> [Recorded information]:
------

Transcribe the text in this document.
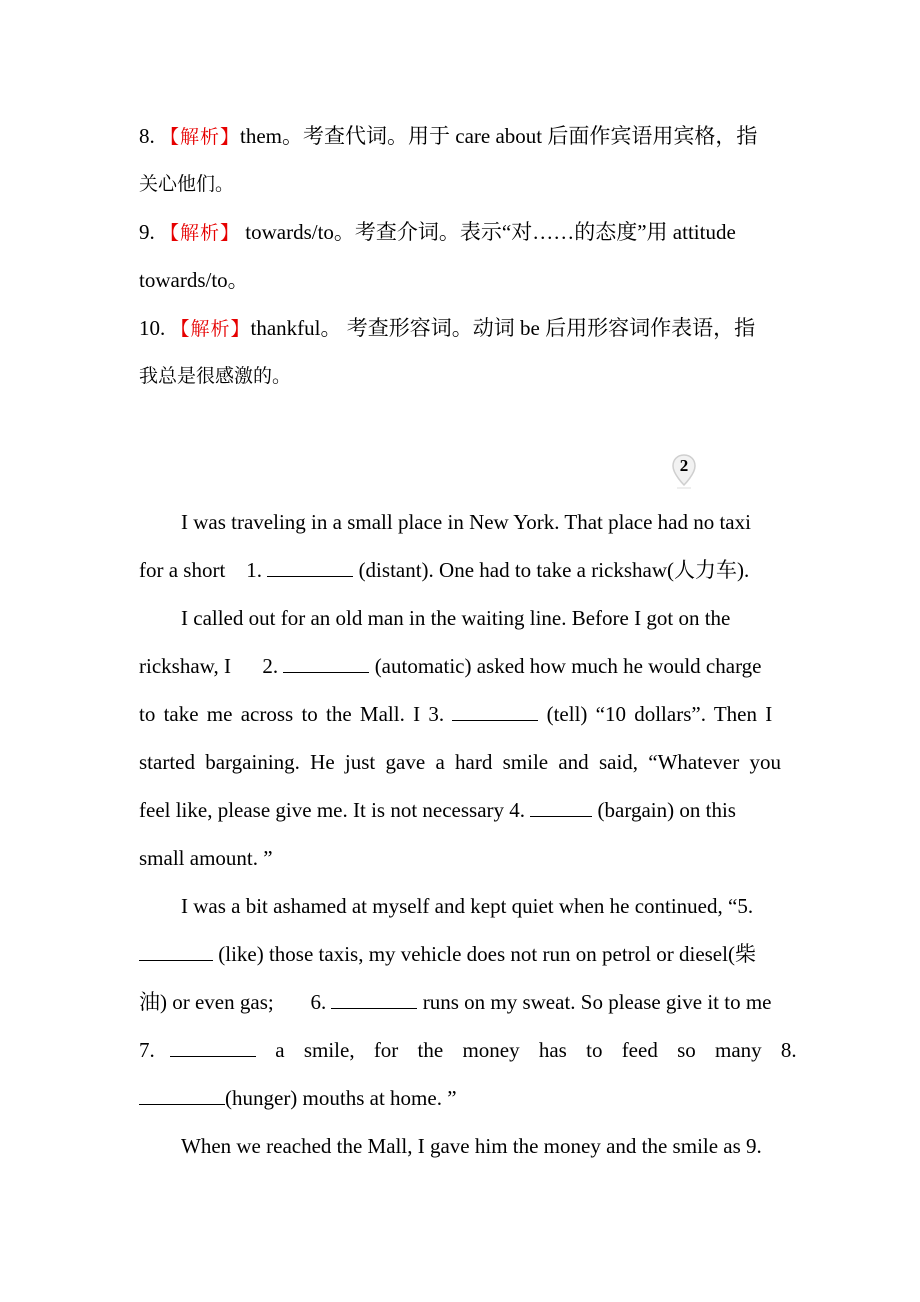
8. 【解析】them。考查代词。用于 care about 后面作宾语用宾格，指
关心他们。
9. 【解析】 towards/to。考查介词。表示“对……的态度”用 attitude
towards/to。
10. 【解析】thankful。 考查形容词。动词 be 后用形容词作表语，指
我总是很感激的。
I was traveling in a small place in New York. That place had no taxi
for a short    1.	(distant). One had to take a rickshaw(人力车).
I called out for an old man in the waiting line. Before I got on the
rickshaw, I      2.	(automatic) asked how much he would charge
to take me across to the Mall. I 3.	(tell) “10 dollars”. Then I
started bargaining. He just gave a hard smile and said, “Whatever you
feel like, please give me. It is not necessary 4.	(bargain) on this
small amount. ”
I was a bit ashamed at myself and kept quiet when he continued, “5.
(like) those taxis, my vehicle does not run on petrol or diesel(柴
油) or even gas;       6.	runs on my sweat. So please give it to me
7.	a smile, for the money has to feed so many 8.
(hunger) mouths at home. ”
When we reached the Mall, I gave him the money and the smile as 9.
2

------

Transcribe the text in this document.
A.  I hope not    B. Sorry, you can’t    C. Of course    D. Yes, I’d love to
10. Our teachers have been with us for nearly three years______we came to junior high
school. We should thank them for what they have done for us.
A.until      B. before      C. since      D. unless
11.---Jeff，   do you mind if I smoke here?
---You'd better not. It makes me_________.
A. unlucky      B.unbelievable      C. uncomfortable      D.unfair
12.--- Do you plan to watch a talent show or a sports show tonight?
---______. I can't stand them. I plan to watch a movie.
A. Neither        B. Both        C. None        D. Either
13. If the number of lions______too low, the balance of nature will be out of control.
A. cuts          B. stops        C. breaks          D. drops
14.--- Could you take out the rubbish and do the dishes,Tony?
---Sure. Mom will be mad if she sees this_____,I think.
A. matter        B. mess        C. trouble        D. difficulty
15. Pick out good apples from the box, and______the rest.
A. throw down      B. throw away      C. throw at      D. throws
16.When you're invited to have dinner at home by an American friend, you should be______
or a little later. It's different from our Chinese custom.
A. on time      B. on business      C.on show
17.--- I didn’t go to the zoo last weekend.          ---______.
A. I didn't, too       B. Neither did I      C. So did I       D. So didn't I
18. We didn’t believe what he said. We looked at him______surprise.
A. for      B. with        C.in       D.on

------

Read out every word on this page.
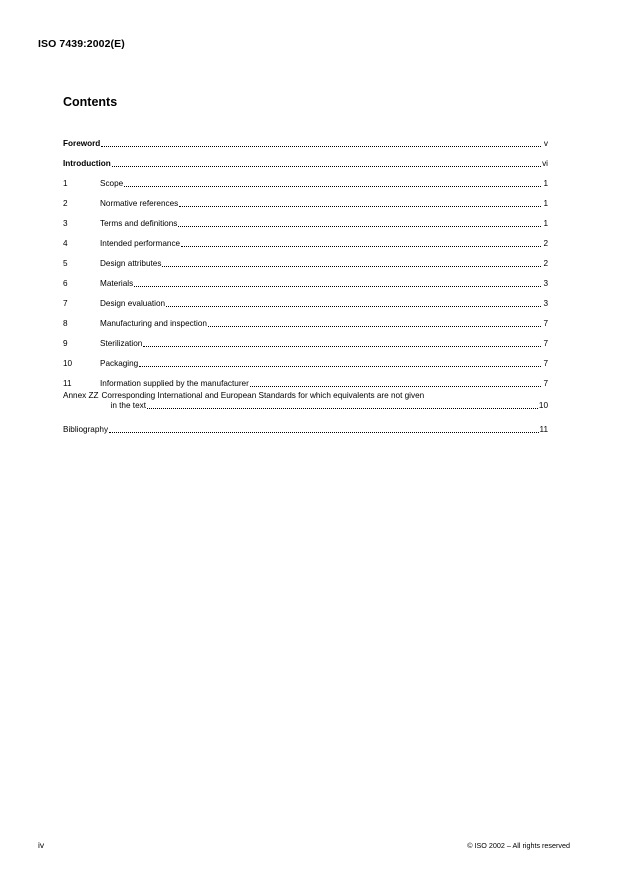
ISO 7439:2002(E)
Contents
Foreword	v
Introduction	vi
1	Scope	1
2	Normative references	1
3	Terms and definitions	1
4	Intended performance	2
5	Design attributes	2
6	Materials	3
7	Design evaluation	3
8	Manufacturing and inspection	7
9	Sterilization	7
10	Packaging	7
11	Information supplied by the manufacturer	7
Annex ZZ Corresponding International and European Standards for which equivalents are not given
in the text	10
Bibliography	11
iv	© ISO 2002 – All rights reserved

------

> [Direction]:
Look through the entries above and report each line where the string "from" occurs.

> [Expected answer]:
15. Pick out good apples from the box, and______the rest.
or a little later. It's different from our Chinese custom.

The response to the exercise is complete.